Directions for this task » Send back the records in full, character for character.

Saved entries
□ □ □ □
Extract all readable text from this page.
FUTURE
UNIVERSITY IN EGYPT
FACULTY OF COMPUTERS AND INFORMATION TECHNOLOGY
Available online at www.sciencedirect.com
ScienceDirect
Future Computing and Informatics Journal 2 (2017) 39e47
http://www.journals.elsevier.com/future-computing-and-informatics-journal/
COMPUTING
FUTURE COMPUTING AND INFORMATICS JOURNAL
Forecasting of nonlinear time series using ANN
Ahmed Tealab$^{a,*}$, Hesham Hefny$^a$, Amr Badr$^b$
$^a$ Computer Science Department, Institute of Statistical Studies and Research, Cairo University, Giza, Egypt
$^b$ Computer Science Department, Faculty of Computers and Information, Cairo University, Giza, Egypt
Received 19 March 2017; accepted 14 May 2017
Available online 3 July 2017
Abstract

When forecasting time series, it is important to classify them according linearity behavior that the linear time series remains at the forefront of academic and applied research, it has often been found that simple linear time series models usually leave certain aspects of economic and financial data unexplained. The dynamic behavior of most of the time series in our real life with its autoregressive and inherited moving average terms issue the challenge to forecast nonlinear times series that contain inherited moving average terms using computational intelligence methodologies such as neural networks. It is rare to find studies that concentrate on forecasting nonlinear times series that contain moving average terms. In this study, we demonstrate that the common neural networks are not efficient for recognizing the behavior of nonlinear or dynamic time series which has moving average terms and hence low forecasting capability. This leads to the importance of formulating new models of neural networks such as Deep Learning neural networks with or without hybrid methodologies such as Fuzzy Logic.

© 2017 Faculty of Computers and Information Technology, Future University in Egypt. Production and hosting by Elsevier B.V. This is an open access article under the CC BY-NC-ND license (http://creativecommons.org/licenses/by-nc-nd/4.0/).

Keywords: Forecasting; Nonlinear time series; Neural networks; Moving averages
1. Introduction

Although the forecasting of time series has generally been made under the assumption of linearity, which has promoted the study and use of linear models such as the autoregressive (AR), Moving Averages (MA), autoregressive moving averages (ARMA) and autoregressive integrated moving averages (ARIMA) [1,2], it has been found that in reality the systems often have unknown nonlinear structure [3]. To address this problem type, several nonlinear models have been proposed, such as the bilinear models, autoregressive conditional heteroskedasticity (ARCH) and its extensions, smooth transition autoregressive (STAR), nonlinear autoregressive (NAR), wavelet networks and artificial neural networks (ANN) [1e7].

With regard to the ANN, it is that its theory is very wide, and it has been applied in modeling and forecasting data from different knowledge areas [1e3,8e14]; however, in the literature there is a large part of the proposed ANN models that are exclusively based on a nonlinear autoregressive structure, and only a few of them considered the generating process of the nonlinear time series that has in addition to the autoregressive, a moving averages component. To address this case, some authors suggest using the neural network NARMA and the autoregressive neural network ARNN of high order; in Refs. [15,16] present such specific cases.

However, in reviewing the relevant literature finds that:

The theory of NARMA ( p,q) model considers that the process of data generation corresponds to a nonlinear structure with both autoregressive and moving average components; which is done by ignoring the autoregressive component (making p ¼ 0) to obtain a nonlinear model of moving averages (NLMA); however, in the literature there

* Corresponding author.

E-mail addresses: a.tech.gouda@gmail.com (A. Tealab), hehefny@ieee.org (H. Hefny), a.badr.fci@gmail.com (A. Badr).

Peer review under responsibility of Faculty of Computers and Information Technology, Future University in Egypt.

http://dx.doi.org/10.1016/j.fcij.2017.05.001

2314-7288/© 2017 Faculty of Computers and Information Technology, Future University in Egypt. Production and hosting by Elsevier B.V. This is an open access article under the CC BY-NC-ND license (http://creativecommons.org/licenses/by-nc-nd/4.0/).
□ □ □ □
Answer to this task »
Extract all readable text from this page.
FUTURE
UNIVERSITY IN EGYPT
FACULTY OF COMPUTERS AND INFORMATION TECHNOLOGY
Available online at www.sciencedirect.com
ScienceDirect
Future Computing and Informatics Journal 2 (2017) 39e47
http://www.journals.elsevier.com/future-computing-and-informatics-journal/
COMPUTING
FUTURE COMPUTING AND INFORMATICS JOURNAL
Forecasting of nonlinear time series using ANN
Ahmed Tealab$^{a,*}$, Hesham Hefny$^a$, Amr Badr$^b$
$^a$ Computer Science Department, Institute of Statistical Studies and Research, Cairo University, Giza, Egypt
$^b$ Computer Science Department, Faculty of Computers and Information, Cairo University, Giza, Egypt
Received 19 March 2017; accepted 14 May 2017
Available online 3 July 2017
Abstract

When forecasting time series, it is important to classify them according linearity behavior that the linear time series remains at the forefront of academic and applied research, it has often been found that simple linear time series models usually leave certain aspects of economic and financial data unexplained. The dynamic behavior of most of the time series in our real life with its autoregressive and inherited moving average terms issue the challenge to forecast nonlinear times series that contain inherited moving average terms using computational intelligence methodologies such as neural networks. It is rare to find studies that concentrate on forecasting nonlinear times series that contain moving average terms. In this study, we demonstrate that the common neural networks are not efficient for recognizing the behavior of nonlinear or dynamic time series which has moving average terms and hence low forecasting capability. This leads to the importance of formulating new models of neural networks such as Deep Learning neural networks with or without hybrid methodologies such as Fuzzy Logic.

© 2017 Faculty of Computers and Information Technology, Future University in Egypt. Production and hosting by Elsevier B.V. This is an open access article under the CC BY-NC-ND license (http://creativecommons.org/licenses/by-nc-nd/4.0/).

Keywords: Forecasting; Nonlinear time series; Neural networks; Moving averages
1. Introduction

Although the forecasting of time series has generally been made under the assumption of linearity, which has promoted the study and use of linear models such as the autoregressive (AR), Moving Averages (MA), autoregressive moving averages (ARMA) and autoregressive integrated moving averages (ARIMA) [1,2], it has been found that in reality the systems often have unknown nonlinear structure [3]. To address this problem type, several nonlinear models have been proposed, such as the bilinear models, autoregressive conditional heteroskedasticity (ARCH) and its extensions, smooth transition autoregressive (STAR), nonlinear autoregressive (NAR), wavelet networks and artificial neural networks (ANN) [1e7].

With regard to the ANN, it is that its theory is very wide, and it has been applied in modeling and forecasting data from different knowledge areas [1e3,8e14]; however, in the literature there is a large part of the proposed ANN models that are exclusively based on a nonlinear autoregressive structure, and only a few of them considered the generating process of the nonlinear time series that has in addition to the autoregressive, a moving averages component. To address this case, some authors suggest using the neural network NARMA and the autoregressive neural network ARNN of high order; in Refs. [15,16] present such specific cases.

However, in reviewing the relevant literature finds that:

The theory of NARMA ( p,q) model considers that the process of data generation corresponds to a nonlinear structure with both autoregressive and moving average components; which is done by ignoring the autoregressive component (making p ¼ 0) to obtain a nonlinear model of moving averages (NLMA); however, in the literature there

* Corresponding author.

E-mail addresses: a.tech.gouda@gmail.com (A. Tealab), hehefny@ieee.org (H. Hefny), a.badr.fci@gmail.com (A. Badr).

Peer review under responsibility of Faculty of Computers and Information Technology, Future University in Egypt.

http://dx.doi.org/10.1016/j.fcij.2017.05.001

2314-7288/© 2017 Faculty of Computers and Information Technology, Future University in Egypt. Production and hosting by Elsevier B.V. This is an open access article under the CC BY-NC-ND license (http://creativecommons.org/licenses/by-nc-nd/4.0/).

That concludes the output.